### 提供抜粋
師走の木工

新年おめでとうございます。昨年何かとお世話になった皆様もそうでもない皆様も、大変有難うございました。お陰様で2021年を元気に迎えることが出来ました。

2020年、工房もコロナ禍と無縁ではいられませんでしたが、基本ひとり工房で製作に勤しむには影響はありません。木工教室は、そんな訳に行かずしばらく休んだり、人数が減ったりしましたが、有難いことにほぼほぼ以前のようにワイワイと(マスクしつつも)楽しく出来るようになりました。

そんな2020年の師走12月も工房近隣の方々から木工品のご依頼を頂戴し、街の木工屋としてはそれなりに役目を果たせたかもしれません。そんな中の幾つか、ではなくて、すべてをご紹介。

 

市内のお寺さんからのご依頼で大きな書類入り郵便物もすっぽり収まる大きめのポスト。ご住職が中学時代に作られたという歴史あるポストが半世紀の役割を解かれその後釜となりました。実は、工房入り口に設置したポスト(簡便に合板を木ねじで留めて作ったもの)をご覧になって、このイメージで作ってほしいとご注文いただきました。栗の無垢材で縦に深いので下部に小さな郵便物を取り出せる扉も設けました。強力磁石を仕込んでパチンと閉まるように一工夫。

築100年以上という建物の柱に合うよう濃い目の塗装をということで塗装後はこうなりました。設置した際の写真がこれ(2月に写真差し替えました)。

年越しとなってしまいましたが、引き続き今度は傘立てを依頼いただいています。それが、年の初めの初木工となる予定。

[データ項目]
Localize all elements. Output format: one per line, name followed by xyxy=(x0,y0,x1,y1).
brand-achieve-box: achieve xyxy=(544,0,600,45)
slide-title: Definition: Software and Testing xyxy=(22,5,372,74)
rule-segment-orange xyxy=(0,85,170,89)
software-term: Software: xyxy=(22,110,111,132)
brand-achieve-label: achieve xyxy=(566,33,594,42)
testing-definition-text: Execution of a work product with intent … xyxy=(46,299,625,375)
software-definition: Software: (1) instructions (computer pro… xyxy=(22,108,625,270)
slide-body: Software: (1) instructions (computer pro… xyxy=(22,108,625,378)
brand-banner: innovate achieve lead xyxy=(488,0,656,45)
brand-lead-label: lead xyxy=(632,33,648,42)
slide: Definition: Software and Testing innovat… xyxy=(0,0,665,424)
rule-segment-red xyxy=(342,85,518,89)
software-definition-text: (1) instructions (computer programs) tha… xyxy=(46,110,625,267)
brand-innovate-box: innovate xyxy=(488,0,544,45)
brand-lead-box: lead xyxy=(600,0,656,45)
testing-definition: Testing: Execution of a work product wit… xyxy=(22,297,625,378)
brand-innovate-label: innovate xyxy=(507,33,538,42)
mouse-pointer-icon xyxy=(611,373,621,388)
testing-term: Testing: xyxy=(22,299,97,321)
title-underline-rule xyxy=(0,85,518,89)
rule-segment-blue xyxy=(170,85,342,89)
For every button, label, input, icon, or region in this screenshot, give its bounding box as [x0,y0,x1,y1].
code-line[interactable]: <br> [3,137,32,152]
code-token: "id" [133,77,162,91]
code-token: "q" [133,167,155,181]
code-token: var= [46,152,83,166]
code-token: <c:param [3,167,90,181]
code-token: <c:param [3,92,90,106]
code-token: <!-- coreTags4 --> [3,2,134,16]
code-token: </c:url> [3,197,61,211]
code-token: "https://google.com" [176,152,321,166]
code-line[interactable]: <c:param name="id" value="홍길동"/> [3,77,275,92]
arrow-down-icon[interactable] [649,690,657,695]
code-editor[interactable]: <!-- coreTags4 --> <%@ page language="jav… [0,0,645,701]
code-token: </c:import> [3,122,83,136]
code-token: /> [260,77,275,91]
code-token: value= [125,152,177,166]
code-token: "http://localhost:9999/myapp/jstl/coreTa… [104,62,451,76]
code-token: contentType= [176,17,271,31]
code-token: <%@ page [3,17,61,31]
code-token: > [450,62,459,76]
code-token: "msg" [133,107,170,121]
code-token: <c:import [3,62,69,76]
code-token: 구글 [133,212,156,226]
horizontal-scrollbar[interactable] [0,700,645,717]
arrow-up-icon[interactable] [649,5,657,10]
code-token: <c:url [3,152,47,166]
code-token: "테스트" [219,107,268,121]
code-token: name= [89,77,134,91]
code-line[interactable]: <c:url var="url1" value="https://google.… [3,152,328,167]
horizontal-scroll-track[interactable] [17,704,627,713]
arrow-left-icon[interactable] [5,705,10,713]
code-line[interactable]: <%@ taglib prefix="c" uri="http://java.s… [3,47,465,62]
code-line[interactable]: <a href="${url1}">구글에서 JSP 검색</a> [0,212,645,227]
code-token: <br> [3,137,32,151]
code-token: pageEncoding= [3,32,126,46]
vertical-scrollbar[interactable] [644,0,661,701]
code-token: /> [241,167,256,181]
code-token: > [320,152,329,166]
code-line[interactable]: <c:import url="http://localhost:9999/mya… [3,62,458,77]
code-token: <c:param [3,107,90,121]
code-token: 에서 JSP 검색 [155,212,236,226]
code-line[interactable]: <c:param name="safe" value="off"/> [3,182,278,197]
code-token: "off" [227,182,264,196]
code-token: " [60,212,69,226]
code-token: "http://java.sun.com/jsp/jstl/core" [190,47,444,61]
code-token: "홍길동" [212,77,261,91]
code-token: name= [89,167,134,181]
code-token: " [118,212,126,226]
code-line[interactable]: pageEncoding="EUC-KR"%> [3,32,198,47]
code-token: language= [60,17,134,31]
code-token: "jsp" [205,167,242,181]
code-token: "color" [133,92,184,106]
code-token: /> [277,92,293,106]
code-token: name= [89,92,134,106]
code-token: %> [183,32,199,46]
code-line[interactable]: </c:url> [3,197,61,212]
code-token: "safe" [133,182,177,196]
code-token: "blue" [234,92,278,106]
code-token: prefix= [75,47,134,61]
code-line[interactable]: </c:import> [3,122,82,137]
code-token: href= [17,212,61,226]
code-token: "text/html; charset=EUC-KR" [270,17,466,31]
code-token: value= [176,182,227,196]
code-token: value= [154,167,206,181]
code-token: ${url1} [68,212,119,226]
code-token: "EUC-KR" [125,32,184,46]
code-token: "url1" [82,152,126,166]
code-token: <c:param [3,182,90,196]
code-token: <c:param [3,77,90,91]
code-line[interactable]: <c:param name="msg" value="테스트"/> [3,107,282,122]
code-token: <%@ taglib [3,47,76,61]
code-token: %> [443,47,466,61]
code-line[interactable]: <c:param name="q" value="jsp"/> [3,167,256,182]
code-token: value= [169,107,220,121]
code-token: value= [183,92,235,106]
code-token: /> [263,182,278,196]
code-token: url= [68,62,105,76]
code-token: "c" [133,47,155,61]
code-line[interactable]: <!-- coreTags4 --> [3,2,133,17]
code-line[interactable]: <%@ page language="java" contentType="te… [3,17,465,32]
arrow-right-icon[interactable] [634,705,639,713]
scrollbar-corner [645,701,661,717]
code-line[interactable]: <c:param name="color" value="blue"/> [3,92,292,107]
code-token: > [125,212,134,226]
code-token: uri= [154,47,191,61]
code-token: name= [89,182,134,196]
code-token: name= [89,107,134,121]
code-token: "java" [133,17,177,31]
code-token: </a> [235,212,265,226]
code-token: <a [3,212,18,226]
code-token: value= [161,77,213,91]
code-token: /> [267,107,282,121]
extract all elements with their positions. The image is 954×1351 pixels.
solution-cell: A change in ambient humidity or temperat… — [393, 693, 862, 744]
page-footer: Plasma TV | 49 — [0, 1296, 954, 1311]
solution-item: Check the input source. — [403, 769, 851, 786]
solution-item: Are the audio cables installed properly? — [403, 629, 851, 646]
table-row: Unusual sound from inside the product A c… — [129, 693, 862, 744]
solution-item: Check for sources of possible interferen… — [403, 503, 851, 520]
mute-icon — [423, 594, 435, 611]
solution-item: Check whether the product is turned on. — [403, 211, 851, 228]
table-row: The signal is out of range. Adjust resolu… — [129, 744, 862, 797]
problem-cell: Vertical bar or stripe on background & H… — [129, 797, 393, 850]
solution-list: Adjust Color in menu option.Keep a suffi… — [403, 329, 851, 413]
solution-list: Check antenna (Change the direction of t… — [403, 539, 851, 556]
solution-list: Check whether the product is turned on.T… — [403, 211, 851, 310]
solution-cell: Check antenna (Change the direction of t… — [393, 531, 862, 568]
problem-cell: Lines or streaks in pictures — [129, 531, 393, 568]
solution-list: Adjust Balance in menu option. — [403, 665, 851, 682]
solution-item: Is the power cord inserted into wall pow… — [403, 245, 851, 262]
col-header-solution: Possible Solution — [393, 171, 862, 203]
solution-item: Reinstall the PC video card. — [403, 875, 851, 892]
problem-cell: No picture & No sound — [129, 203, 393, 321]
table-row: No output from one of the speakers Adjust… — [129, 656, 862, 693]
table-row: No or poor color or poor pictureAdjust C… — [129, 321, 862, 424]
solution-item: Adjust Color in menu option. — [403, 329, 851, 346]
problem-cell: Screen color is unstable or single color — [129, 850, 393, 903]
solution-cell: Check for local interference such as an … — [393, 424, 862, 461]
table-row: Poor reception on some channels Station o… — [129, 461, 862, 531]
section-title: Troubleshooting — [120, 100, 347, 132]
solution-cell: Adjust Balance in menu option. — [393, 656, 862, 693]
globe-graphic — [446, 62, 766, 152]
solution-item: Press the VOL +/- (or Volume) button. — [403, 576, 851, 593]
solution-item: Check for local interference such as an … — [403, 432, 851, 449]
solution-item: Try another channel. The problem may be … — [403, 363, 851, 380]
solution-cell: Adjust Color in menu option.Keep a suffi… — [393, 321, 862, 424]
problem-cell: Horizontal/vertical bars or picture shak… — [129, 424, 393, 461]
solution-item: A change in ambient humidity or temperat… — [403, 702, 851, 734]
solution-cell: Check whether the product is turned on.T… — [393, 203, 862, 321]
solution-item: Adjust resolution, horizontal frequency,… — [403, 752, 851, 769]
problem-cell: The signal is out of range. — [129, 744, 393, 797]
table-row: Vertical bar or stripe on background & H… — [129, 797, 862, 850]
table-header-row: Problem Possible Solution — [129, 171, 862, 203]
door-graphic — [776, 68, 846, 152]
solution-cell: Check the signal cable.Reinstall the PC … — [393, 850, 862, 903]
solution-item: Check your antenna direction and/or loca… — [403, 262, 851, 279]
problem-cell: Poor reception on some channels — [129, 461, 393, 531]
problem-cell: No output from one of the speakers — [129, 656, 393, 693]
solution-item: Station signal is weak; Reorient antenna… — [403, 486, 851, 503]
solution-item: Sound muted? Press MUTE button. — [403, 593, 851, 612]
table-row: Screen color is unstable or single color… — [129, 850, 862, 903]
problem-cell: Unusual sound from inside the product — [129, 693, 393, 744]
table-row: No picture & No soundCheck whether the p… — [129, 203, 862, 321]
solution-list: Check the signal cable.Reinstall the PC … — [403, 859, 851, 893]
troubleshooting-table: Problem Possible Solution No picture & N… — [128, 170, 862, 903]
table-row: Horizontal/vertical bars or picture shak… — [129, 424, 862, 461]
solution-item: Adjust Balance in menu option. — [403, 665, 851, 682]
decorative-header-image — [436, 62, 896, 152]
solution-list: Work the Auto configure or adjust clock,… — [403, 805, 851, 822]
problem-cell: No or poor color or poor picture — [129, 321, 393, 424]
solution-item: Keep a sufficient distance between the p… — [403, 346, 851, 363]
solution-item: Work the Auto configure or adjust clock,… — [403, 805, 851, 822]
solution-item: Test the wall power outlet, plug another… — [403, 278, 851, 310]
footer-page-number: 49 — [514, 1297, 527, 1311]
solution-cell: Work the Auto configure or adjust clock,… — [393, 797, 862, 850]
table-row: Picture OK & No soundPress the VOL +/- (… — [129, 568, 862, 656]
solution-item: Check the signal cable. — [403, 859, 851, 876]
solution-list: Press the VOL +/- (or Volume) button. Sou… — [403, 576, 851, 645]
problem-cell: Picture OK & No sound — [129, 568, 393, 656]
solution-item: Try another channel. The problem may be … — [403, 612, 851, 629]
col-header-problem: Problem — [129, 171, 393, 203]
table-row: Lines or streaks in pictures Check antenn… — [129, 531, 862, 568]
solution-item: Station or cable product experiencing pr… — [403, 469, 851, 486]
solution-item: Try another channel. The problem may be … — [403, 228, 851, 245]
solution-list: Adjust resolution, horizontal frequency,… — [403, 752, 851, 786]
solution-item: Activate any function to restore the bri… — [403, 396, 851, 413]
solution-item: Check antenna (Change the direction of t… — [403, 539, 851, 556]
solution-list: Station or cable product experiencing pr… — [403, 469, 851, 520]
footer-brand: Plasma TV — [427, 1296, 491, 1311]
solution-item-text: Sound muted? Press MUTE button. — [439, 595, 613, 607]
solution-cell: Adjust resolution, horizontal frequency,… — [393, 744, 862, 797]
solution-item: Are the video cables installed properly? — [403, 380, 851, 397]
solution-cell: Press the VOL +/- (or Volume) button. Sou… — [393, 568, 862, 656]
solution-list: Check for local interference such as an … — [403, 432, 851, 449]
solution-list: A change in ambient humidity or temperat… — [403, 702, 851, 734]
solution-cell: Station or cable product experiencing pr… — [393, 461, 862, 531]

### 作業項目
提供抜粋によると、市内のお寺から依頼されたポストには何の木材が使われましたか。

### 解答
栗の無垢材です。